[Saved data entries]
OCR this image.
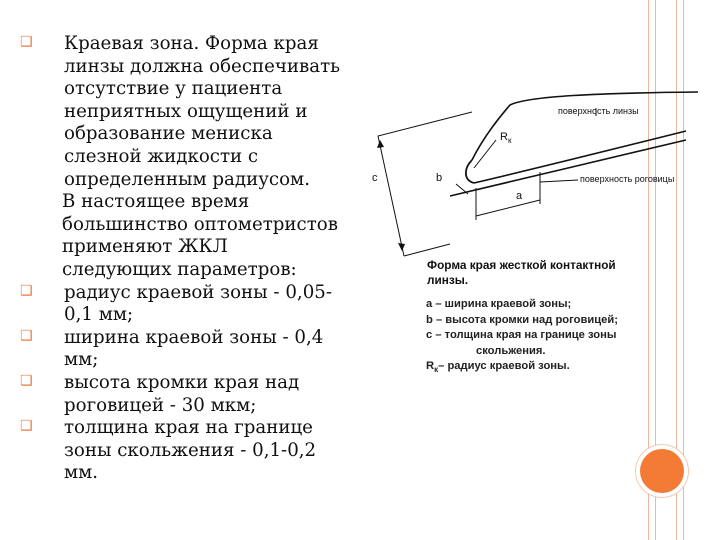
❑ Краевая зона. Форма края
линзы должна обеспечивать
отсутствие у пациента
неприятных ощущений и
образование мениска
слезной жидкости с
определенным радиусом.

В настоящее время
большинство оптометристов
применяют ЖКЛ
следующих параметров:

❑ радиус краевой зоны - 0,05-
0,1 мм;

❑ ширина краевой зоны - 0,4
мм;

❑ высота кромки края над
роговицей - 30 мкм;

❑ толщина края на границе
зоны скольжения - 0,1-0,2
мм.

поверхность линзы
поверхность роговицы
c	b
a
$R_к$
Форма края жесткой контактной
линзы.
а – ширина краевой зоны;
b – высота кромки над роговицей;
с – толщина края на границе зоны
скольжения.
$R_к-$ радиус краевой зоны.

What to work on: Give the entries again without a single change, but with no pictures.

Answer to the exercise:
OCR this image.
❑ Краевая зона. Форма края
линзы должна обеспечивать
отсутствие у пациента
неприятных ощущений и
образование мениска
слезной жидкости с
определенным радиусом.

В настоящее время
большинство оптометристов
применяют ЖКЛ
следующих параметров:

❑ радиус краевой зоны - 0,05-
0,1 мм;

❑ ширина краевой зоны - 0,4
мм;

❑ высота кромки края над
роговицей - 30 мкм;

❑ толщина края на границе
зоны скольжения - 0,1-0,2
мм.

поверхность линзы
поверхность роговицы
c	b
a
$R_к$
Форма края жесткой контактной
линзы.
а – ширина краевой зоны;
b – высота кромки над роговицей;
с – толщина края на границе зоны
скольжения.
$R_к-$ радиус краевой зоны.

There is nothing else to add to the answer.